**Task goal:**
Quote every line as given.

— Start Raw data —

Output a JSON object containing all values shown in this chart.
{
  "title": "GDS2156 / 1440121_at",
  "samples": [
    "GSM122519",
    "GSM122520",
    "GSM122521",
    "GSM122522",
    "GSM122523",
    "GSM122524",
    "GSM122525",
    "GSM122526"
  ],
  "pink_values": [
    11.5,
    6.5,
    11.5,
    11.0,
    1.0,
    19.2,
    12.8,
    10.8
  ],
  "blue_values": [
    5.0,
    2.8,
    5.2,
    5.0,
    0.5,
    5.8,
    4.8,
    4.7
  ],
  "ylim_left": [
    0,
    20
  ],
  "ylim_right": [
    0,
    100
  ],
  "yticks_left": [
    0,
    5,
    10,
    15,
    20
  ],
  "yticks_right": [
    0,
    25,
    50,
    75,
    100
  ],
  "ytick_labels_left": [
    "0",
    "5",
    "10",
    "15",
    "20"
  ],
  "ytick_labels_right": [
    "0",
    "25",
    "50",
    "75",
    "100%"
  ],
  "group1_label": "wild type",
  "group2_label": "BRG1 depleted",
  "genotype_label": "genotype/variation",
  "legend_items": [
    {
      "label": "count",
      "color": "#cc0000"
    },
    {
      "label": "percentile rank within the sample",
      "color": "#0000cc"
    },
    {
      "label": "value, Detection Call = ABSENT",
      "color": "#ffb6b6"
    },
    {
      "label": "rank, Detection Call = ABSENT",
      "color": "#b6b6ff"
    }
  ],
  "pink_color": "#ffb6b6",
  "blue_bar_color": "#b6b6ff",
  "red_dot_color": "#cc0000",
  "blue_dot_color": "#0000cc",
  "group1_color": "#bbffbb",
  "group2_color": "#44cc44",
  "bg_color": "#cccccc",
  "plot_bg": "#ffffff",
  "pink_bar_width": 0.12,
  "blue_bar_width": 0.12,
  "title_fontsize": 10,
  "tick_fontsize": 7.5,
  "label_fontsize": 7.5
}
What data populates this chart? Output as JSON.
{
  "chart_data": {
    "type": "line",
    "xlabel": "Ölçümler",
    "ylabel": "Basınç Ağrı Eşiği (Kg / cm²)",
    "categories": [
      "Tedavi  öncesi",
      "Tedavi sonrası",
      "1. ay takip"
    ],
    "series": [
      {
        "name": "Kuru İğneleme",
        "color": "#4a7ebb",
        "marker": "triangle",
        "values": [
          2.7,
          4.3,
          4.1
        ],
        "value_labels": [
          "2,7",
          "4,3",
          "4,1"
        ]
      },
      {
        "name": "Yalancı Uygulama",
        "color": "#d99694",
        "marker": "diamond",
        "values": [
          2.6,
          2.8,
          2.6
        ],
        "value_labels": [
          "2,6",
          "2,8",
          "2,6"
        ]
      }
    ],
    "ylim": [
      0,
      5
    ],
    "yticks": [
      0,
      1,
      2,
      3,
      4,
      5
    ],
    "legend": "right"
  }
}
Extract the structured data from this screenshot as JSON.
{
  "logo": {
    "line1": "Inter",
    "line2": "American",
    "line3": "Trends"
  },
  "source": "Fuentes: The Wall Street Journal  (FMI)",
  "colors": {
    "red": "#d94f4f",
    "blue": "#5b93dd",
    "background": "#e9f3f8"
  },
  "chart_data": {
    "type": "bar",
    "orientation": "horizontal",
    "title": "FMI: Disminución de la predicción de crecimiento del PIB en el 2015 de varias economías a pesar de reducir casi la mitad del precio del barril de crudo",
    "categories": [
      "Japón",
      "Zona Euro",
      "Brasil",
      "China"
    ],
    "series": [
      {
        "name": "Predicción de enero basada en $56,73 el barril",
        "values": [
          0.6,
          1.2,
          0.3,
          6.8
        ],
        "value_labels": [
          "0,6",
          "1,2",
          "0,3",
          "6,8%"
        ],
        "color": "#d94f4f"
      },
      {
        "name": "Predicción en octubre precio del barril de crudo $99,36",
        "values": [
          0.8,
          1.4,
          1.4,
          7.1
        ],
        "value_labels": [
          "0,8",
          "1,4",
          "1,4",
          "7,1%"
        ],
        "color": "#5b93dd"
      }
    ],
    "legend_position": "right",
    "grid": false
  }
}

— End Raw data —

**Response below:**
Output a JSON object containing all values shown in this chart.
{
  "title": "GDS2156 / 1440121_at",
  "samples": [
    "GSM122519",
    "GSM122520",
    "GSM122521",
    "GSM122522",
    "GSM122523",
    "GSM122524",
    "GSM122525",
    "GSM122526"
  ],
  "pink_values": [
    11.5,
    6.5,
    11.5,
    11.0,
    1.0,
    19.2,
    12.8,
    10.8
  ],
  "blue_values": [
    5.0,
    2.8,
    5.2,
    5.0,
    0.5,
    5.8,
    4.8,
    4.7
  ],
  "ylim_left": [
    0,
    20
  ],
  "ylim_right": [
    0,
    100
  ],
  "yticks_left": [
    0,
    5,
    10,
    15,
    20
  ],
  "yticks_right": [
    0,
    25,
    50,
    75,
    100
  ],
  "ytick_labels_left": [
    "0",
    "5",
    "10",
    "15",
    "20"
  ],
  "ytick_labels_right": [
    "0",
    "25",
    "50",
    "75",
    "100%"
  ],
  "group1_label": "wild type",
  "group2_label": "BRG1 depleted",
  "genotype_label": "genotype/variation",
  "legend_items": [
    {
      "label": "count",
      "color": "#cc0000"
    },
    {
      "label": "percentile rank within the sample",
      "color": "#0000cc"
    },
    {
      "label": "value, Detection Call = ABSENT",
      "color": "#ffb6b6"
    },
    {
      "label": "rank, Detection Call = ABSENT",
      "color": "#b6b6ff"
    }
  ],
  "pink_color": "#ffb6b6",
  "blue_bar_color": "#b6b6ff",
  "red_dot_color": "#cc0000",
  "blue_dot_color": "#0000cc",
  "group1_color": "#bbffbb",
  "group2_color": "#44cc44",
  "bg_color": "#cccccc",
  "plot_bg": "#ffffff",
  "pink_bar_width": 0.12,
  "blue_bar_width": 0.12,
  "title_fontsize": 10,
  "tick_fontsize": 7.5,
  "label_fontsize": 7.5
}
What data populates this chart? Output as JSON.
{
  "chart_data": {
    "type": "line",
    "xlabel": "Ölçümler",
    "ylabel": "Basınç Ağrı Eşiği (Kg / cm²)",
    "categories": [
      "Tedavi  öncesi",
      "Tedavi sonrası",
      "1. ay takip"
    ],
    "series": [
      {
        "name": "Kuru İğneleme",
        "color": "#4a7ebb",
        "marker": "triangle",
        "values": [
          2.7,
          4.3,
          4.1
        ],
        "value_labels": [
          "2,7",
          "4,3",
          "4,1"
        ]
      },
      {
        "name": "Yalancı Uygulama",
        "color": "#d99694",
        "marker": "diamond",
        "values": [
          2.6,
          2.8,
          2.6
        ],
        "value_labels": [
          "2,6",
          "2,8",
          "2,6"
        ]
      }
    ],
    "ylim": [
      0,
      5
    ],
    "yticks": [
      0,
      1,
      2,
      3,
      4,
      5
    ],
    "legend": "right"
  }
}
Extract the structured data from this screenshot as JSON.
{
  "logo": {
    "line1": "Inter",
    "line2": "American",
    "line3": "Trends"
  },
  "source": "Fuentes: The Wall Street Journal  (FMI)",
  "colors": {
    "red": "#d94f4f",
    "blue": "#5b93dd",
    "background": "#e9f3f8"
  },
  "chart_data": {
    "type": "bar",
    "orientation": "horizontal",
    "title": "FMI: Disminución de la predicción de crecimiento del PIB en el 2015 de varias economías a pesar de reducir casi la mitad del precio del barril de crudo",
    "categories": [
      "Japón",
      "Zona Euro",
      "Brasil",
      "China"
    ],
    "series": [
      {
        "name": "Predicción de enero basada en $56,73 el barril",
        "values": [
          0.6,
          1.2,
          0.3,
          6.8
        ],
        "value_labels": [
          "0,6",
          "1,2",
          "0,3",
          "6,8%"
        ],
        "color": "#d94f4f"
      },
      {
        "name": "Predicción en octubre precio del barril de crudo $99,36",
        "values": [
          0.8,
          1.4,
          1.4,
          7.1
        ],
        "value_labels": [
          "0,8",
          "1,4",
          "1,4",
          "7,1%"
        ],
        "color": "#5b93dd"
      }
    ],
    "legend_position": "right",
    "grid": false
  }
}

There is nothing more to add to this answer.